━━━ DATASET CONTENT ━━━

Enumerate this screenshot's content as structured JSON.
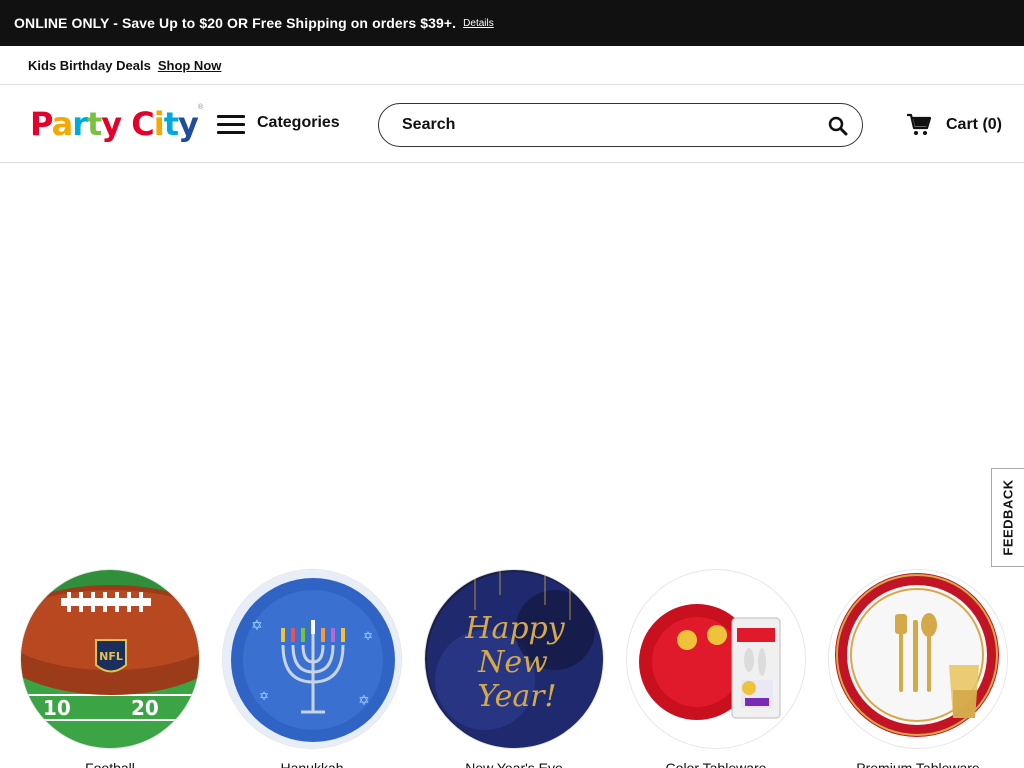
{
  "promo": {
    "text": "ONLINE ONLY - Save Up to $20 OR Free Shipping on orders $39+.",
    "details_link": "Details"
  },
  "subbar": {
    "label": "Kids Birthday Deals",
    "link": "Shop Now"
  },
  "header": {
    "logo_alt": "Party City",
    "logo_letters": [
      "P",
      "a",
      "r",
      "t",
      "y",
      " ",
      "C",
      "i",
      "t",
      "y"
    ],
    "logo_colors": [
      "#e4002b",
      "#f5a800",
      "#00a9e0",
      "#7ac143",
      "#e4002b",
      " ",
      "#e4002b",
      "#f5a800",
      "#00a9e0",
      "#1f4d9b"
    ],
    "categories_label": "Categories",
    "search": {
      "placeholder": "Search",
      "value": ""
    },
    "cart_label": "Cart (0)"
  },
  "feedback_label": "FEEDBACK",
  "categories": [
    {
      "label": "Football",
      "icon": "football-plate-icon"
    },
    {
      "label": "Hanukkah",
      "icon": "menorah-plate-icon"
    },
    {
      "label": "New Year's Eve",
      "icon": "happy-new-year-plate-icon"
    },
    {
      "label": "Color Tableware",
      "icon": "red-plate-icon"
    },
    {
      "label": "Premium Tableware",
      "icon": "gold-tableware-icon"
    }
  ],
  "colors": {
    "promo_bg": "#111111",
    "accent_red": "#e4002b",
    "navy": "#1f2a5e",
    "gold": "#d4a94a"
  }
}
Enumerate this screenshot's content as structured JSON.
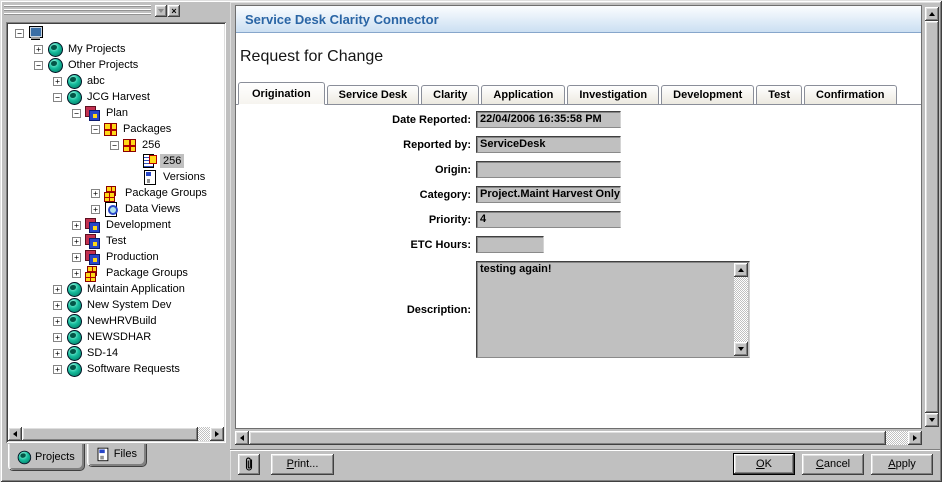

━━━

WRITTEN INSTRUCTION
Omitting all images, print the listing exactly.

TASK RESULT
Enumerate this screenshot's content as structured JSON.
{
  "promo": {
    "text": "ONLINE ONLY - Save Up to $20 OR Free Shipping on orders $39+.",
    "details_link": "Details"
  },
  "subbar": {
    "label": "Kids Birthday Deals",
    "link": "Shop Now"
  },
  "header": {
    "logo_alt": "Party City",
    "logo_letters": [
      "P",
      "a",
      "r",
      "t",
      "y",
      " ",
      "C",
      "i",
      "t",
      "y"
    ],
    "logo_colors": [
      "#e4002b",
      "#f5a800",
      "#00a9e0",
      "#7ac143",
      "#e4002b",
      " ",
      "#e4002b",
      "#f5a800",
      "#00a9e0",
      "#1f4d9b"
    ],
    "categories_label": "Categories",
    "search": {
      "placeholder": "Search",
      "value": ""
    },
    "cart_label": "Cart (0)"
  },
  "feedback_label": "FEEDBACK",
  "categories": [
    {
      "label": "Football",
      "icon": "football-plate-icon"
    },
    {
      "label": "Hanukkah",
      "icon": "menorah-plate-icon"
    },
    {
      "label": "New Year's Eve",
      "icon": "happy-new-year-plate-icon"
    },
    {
      "label": "Color Tableware",
      "icon": "red-plate-icon"
    },
    {
      "label": "Premium Tableware",
      "icon": "gold-tableware-icon"
    }
  ],
  "colors": {
    "promo_bg": "#111111",
    "accent_red": "#e4002b",
    "navy": "#1f2a5e",
    "gold": "#d4a94a"
  }
}
Enumerate this screenshot's content as structured JSON.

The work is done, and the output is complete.